*TASK PROMPT*:
Find the lines that contain the word "Area" and copy each one.

*ENTRIES SHOWN*:
[START]

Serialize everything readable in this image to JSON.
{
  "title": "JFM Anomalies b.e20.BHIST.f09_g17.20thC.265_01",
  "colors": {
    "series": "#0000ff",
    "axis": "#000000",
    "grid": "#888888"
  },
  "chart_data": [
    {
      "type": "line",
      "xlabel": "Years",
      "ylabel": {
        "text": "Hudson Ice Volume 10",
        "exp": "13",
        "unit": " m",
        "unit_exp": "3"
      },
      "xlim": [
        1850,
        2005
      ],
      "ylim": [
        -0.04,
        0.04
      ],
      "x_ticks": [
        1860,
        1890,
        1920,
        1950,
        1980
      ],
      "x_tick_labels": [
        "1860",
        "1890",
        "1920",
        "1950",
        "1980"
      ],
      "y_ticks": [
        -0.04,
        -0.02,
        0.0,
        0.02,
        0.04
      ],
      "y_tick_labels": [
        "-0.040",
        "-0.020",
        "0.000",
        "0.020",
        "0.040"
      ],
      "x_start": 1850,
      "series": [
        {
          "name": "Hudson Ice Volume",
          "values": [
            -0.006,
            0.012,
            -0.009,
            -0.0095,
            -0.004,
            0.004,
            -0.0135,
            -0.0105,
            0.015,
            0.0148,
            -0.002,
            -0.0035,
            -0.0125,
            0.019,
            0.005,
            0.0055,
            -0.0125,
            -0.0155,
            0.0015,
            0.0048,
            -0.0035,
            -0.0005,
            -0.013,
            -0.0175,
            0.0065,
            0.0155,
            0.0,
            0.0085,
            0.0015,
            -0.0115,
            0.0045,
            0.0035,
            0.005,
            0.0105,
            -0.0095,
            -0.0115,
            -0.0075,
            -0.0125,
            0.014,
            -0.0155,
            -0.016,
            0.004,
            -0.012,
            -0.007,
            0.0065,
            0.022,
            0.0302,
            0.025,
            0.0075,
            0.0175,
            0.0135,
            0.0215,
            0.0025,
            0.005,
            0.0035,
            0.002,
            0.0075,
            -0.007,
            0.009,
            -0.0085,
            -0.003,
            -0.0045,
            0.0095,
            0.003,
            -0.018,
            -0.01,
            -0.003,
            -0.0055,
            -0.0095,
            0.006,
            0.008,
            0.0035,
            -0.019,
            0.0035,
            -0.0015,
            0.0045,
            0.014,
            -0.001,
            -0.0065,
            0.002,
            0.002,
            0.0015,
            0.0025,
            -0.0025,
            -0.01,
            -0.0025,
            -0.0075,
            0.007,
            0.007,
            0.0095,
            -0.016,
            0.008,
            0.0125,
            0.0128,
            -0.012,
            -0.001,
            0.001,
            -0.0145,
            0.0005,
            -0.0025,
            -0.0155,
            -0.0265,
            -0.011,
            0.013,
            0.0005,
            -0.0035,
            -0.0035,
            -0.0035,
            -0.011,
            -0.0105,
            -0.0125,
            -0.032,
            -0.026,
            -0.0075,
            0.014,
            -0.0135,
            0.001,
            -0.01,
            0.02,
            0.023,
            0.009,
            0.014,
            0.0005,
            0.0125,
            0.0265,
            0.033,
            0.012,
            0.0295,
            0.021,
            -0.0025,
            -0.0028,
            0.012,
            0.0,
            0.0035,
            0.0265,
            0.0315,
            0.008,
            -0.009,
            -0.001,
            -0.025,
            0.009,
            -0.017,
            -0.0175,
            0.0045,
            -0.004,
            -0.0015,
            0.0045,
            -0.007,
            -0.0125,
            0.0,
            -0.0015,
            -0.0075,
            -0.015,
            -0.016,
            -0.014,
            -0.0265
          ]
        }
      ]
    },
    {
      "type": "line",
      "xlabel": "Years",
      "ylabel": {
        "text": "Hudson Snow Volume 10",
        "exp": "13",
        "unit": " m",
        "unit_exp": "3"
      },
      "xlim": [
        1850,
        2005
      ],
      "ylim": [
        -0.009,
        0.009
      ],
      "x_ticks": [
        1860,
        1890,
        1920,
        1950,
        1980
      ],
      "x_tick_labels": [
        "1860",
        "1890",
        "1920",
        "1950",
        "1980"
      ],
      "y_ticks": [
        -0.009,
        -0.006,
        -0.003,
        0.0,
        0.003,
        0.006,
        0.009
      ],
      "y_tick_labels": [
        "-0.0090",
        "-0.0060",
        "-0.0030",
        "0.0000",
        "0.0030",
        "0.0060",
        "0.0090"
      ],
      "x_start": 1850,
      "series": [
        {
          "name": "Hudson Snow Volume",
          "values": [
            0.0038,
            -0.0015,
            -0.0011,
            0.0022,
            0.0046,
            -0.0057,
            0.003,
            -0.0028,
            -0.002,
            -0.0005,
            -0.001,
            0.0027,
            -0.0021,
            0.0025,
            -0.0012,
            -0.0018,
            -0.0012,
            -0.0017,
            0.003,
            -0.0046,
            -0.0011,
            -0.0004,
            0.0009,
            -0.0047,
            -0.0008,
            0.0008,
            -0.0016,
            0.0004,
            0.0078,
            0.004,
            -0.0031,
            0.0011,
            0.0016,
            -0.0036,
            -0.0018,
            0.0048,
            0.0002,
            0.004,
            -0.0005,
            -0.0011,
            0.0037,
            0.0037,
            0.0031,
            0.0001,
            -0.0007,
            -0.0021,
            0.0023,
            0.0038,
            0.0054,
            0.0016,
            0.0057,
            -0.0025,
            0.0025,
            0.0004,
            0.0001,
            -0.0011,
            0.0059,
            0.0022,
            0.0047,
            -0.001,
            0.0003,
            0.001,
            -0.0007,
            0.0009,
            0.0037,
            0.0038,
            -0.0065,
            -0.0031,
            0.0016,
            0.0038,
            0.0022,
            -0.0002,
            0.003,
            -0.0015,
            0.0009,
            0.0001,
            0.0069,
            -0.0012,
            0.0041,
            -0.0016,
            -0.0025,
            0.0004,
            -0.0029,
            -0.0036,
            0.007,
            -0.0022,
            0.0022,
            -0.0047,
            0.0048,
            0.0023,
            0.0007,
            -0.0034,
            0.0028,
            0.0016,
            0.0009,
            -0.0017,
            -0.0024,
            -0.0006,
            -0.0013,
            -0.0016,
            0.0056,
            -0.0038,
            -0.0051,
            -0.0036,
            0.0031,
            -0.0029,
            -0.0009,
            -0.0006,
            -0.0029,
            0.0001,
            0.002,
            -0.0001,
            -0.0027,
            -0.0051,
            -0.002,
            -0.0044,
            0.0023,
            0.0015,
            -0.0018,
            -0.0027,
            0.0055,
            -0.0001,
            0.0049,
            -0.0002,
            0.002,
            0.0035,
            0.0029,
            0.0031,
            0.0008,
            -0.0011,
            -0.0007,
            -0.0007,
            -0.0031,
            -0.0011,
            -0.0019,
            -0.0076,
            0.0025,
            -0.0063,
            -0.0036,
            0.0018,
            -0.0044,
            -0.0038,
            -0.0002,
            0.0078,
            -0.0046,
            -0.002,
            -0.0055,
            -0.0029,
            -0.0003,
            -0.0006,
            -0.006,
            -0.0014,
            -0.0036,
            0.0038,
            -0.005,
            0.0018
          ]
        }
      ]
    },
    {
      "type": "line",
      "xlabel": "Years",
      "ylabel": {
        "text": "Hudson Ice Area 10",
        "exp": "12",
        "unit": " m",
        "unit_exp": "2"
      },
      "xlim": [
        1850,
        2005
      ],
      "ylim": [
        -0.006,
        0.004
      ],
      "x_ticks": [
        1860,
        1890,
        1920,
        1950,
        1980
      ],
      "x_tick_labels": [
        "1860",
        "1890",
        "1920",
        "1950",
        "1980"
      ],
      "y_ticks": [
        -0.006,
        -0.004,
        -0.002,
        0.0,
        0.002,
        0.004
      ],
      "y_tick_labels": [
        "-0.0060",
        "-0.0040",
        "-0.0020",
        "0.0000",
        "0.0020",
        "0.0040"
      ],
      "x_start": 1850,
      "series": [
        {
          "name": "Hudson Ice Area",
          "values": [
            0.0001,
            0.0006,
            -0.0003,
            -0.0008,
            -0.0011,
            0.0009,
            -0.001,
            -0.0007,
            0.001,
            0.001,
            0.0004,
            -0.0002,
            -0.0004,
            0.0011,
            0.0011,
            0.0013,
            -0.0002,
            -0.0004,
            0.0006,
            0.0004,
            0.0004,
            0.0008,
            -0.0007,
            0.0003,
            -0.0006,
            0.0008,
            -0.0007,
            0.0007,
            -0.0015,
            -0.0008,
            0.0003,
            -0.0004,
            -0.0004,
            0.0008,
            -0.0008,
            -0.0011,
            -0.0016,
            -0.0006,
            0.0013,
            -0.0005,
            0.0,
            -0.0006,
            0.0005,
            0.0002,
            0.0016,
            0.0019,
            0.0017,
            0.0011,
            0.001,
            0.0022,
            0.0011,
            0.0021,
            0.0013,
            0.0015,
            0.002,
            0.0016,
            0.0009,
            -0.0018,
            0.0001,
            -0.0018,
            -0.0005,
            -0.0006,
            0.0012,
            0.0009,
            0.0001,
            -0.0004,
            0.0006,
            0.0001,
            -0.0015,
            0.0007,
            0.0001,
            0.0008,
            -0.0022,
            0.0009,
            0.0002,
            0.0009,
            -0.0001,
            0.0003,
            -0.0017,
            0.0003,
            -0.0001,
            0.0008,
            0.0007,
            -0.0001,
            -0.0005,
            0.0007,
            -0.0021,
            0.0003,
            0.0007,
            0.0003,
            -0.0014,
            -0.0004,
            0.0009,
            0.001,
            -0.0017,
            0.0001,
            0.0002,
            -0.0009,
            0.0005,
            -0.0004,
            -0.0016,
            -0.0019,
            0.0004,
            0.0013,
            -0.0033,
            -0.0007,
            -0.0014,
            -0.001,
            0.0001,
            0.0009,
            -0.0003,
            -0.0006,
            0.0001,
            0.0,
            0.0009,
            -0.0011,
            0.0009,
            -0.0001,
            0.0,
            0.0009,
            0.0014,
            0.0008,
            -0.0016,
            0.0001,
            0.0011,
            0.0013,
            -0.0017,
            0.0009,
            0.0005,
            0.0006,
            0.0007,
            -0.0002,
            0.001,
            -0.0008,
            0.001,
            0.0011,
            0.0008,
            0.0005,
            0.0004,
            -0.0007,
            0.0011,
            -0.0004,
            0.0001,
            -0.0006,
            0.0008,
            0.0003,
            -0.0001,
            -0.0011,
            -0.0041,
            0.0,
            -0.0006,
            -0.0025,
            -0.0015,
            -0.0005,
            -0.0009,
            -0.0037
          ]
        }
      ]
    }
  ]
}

[END]

*ANSWER TO THE PROBLEM*:
        "text": "Hudson Ice Area 10",
          "name": "Hudson Ice Area",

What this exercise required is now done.